··· Record excerpts ···

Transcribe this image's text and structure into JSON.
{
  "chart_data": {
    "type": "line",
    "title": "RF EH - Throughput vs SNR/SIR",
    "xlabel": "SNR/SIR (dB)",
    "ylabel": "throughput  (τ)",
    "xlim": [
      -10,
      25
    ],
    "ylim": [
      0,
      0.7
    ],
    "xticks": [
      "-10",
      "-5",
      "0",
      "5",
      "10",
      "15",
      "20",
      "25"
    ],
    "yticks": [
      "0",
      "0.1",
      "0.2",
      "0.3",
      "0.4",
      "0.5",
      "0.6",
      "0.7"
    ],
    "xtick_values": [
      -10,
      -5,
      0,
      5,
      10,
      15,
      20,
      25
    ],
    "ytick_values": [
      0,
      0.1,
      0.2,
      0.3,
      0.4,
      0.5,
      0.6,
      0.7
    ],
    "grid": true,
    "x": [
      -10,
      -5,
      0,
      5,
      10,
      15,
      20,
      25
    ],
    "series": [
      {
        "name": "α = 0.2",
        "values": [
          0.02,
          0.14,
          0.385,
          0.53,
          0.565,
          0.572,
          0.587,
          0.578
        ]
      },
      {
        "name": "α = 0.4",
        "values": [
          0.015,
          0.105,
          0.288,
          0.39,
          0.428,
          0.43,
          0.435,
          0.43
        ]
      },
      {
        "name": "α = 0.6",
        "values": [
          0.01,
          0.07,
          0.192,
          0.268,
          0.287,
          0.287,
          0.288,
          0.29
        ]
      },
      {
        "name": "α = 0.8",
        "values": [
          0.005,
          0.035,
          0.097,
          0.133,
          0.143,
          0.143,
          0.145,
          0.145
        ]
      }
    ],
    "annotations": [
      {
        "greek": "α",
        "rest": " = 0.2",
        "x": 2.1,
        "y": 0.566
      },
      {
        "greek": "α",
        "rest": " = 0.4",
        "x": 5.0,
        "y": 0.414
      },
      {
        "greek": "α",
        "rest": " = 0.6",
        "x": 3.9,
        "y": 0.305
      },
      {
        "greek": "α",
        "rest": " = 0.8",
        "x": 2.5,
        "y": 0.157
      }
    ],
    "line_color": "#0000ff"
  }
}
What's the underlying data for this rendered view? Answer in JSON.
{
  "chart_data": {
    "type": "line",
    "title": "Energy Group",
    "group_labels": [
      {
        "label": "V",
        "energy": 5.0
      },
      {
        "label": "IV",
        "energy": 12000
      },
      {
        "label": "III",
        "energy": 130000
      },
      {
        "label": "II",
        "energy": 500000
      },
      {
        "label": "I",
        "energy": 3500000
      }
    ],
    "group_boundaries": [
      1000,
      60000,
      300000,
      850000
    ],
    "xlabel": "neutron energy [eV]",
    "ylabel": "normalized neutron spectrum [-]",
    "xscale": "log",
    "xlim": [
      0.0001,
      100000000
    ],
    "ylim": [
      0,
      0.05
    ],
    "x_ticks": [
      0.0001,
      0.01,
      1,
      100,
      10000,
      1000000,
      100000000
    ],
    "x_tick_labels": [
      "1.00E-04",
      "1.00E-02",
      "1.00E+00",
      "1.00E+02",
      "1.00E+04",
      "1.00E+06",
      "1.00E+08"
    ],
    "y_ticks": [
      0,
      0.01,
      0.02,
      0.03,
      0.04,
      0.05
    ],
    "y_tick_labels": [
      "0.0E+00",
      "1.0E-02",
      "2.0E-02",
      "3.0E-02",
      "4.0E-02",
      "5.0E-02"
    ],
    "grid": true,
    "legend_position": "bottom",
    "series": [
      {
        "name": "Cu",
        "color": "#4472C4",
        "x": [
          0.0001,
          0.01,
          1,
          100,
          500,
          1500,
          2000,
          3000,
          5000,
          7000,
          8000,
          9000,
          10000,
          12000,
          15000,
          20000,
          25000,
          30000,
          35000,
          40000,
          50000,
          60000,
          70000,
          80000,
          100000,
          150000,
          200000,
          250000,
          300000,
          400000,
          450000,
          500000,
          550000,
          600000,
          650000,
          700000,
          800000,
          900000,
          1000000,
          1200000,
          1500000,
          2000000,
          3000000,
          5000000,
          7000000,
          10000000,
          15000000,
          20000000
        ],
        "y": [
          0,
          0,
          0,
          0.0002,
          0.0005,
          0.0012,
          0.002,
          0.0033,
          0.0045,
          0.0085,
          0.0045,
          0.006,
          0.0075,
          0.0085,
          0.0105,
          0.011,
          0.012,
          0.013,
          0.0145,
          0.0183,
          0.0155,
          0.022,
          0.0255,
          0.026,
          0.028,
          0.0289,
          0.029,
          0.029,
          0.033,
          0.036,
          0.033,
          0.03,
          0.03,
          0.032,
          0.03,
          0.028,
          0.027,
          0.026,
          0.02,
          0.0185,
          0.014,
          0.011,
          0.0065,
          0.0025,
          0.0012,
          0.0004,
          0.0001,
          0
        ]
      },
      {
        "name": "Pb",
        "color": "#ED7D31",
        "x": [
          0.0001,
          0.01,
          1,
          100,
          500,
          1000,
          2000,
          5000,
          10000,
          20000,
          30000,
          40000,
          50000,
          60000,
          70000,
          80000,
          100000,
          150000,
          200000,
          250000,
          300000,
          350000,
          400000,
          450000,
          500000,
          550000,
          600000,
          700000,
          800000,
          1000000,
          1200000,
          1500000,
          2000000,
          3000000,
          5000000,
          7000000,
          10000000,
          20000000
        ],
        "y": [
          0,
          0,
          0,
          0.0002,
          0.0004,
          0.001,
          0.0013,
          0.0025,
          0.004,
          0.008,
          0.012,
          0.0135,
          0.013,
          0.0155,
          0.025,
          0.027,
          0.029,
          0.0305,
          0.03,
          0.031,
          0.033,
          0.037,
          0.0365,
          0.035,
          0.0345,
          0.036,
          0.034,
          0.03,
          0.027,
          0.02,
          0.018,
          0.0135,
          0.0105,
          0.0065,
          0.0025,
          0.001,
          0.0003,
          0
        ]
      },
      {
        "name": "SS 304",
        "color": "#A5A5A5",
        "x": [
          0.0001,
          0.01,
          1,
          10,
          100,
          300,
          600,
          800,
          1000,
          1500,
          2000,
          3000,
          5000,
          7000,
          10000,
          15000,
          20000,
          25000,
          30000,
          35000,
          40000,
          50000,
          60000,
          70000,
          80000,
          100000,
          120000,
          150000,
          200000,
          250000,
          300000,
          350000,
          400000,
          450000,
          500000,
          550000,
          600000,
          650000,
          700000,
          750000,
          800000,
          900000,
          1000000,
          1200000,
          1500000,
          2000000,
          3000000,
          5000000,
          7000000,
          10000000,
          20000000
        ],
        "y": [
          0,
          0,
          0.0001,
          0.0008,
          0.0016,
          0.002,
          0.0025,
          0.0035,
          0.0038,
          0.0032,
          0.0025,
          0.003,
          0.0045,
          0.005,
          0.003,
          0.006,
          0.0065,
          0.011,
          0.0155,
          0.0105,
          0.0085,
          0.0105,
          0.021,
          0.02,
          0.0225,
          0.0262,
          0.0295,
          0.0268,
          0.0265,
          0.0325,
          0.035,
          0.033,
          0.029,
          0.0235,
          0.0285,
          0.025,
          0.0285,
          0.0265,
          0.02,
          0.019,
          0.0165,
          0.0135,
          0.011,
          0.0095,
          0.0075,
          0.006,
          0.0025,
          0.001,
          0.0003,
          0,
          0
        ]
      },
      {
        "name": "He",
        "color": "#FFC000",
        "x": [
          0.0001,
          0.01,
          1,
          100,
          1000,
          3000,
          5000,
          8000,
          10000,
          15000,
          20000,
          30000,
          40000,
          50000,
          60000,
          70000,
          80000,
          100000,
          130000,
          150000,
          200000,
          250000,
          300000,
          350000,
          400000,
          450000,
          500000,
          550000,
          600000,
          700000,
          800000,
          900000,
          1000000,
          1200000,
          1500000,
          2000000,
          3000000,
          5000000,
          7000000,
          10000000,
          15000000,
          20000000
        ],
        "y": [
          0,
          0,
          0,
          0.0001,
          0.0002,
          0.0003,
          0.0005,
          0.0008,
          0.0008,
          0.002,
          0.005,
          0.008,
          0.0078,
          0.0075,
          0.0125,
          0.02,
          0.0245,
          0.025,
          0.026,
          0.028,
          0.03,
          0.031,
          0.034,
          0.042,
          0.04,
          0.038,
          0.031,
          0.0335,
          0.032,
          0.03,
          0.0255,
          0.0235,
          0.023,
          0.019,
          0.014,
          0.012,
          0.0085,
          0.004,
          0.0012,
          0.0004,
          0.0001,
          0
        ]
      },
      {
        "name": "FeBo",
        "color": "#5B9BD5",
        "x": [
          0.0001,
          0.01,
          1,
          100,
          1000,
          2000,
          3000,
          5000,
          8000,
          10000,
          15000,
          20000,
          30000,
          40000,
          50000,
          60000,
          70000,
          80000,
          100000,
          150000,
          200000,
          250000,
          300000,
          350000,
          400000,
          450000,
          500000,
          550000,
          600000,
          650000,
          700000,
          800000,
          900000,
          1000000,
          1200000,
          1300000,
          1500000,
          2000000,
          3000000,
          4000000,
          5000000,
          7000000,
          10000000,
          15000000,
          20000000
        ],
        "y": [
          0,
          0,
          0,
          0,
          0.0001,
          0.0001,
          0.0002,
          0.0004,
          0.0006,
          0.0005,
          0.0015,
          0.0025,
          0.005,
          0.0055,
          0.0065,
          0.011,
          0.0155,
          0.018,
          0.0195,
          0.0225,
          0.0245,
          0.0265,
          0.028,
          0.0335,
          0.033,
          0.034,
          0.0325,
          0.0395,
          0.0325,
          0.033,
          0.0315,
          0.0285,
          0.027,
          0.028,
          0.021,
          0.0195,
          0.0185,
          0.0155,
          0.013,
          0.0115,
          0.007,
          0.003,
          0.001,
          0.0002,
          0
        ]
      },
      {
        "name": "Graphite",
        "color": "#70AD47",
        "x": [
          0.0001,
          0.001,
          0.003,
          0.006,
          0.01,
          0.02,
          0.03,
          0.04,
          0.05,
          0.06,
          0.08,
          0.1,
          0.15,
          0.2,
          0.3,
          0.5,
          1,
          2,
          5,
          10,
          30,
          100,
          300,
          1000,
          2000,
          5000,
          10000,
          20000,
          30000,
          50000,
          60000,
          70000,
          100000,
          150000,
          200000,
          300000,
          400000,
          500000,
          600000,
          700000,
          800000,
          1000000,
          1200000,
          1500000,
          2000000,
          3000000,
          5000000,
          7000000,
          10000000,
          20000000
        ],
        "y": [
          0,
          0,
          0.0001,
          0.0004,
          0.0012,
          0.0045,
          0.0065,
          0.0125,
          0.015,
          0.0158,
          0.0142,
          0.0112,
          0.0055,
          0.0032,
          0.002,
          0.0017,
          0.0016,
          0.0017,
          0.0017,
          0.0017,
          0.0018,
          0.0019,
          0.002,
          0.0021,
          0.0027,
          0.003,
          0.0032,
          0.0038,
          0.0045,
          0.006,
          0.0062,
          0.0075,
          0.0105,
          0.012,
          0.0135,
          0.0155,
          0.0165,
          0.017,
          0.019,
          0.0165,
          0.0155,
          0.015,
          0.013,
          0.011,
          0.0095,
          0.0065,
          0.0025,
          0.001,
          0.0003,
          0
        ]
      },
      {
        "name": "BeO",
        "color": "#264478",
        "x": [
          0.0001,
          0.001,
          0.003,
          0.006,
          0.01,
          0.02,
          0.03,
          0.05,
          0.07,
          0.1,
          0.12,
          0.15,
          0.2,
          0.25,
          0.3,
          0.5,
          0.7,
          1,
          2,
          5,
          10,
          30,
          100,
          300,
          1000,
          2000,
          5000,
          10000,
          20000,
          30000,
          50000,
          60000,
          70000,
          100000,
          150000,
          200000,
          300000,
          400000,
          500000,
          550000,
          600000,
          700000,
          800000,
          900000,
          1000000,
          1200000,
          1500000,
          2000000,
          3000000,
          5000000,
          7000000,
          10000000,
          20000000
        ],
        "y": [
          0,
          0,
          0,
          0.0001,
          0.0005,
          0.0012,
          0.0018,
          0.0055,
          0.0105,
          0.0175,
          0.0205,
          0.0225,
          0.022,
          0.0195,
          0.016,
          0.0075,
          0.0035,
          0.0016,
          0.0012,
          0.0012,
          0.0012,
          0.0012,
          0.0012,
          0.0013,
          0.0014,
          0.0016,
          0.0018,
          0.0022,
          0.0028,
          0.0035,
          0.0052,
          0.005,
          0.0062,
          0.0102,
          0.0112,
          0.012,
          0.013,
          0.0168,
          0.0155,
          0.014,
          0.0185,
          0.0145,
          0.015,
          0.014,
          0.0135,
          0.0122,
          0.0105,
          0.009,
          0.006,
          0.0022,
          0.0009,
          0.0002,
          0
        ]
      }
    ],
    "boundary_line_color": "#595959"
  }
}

···

Scan the records above for the string "xlabel", then report every line that contains it.

== Solution to the problem ==
    "xlabel": "SNR/SIR (dB)",
    "xlabel": "neutron energy [eV]",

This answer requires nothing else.